Stored data entries:
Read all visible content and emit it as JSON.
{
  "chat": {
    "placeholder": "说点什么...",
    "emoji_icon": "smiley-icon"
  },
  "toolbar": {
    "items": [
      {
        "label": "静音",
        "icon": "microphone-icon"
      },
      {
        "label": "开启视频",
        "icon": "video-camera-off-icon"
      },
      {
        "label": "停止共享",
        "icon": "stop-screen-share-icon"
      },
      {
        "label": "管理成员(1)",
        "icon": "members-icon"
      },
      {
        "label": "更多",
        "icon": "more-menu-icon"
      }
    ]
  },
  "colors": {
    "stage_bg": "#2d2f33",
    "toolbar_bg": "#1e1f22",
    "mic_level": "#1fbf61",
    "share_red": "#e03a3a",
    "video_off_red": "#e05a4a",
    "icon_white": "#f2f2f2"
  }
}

Written task:
Extract each line of the listing above, copying it word for word.

Full output:
Read all visible content and emit it as JSON.
{
  "chat": {
    "placeholder": "说点什么...",
    "emoji_icon": "smiley-icon"
  },
  "toolbar": {
    "items": [
      {
        "label": "静音",
        "icon": "microphone-icon"
      },
      {
        "label": "开启视频",
        "icon": "video-camera-off-icon"
      },
      {
        "label": "停止共享",
        "icon": "stop-screen-share-icon"
      },
      {
        "label": "管理成员(1)",
        "icon": "members-icon"
      },
      {
        "label": "更多",
        "icon": "more-menu-icon"
      }
    ]
  },
  "colors": {
    "stage_bg": "#2d2f33",
    "toolbar_bg": "#1e1f22",
    "mic_level": "#1fbf61",
    "share_red": "#e03a3a",
    "video_off_red": "#e05a4a",
    "icon_white": "#f2f2f2"
  }
}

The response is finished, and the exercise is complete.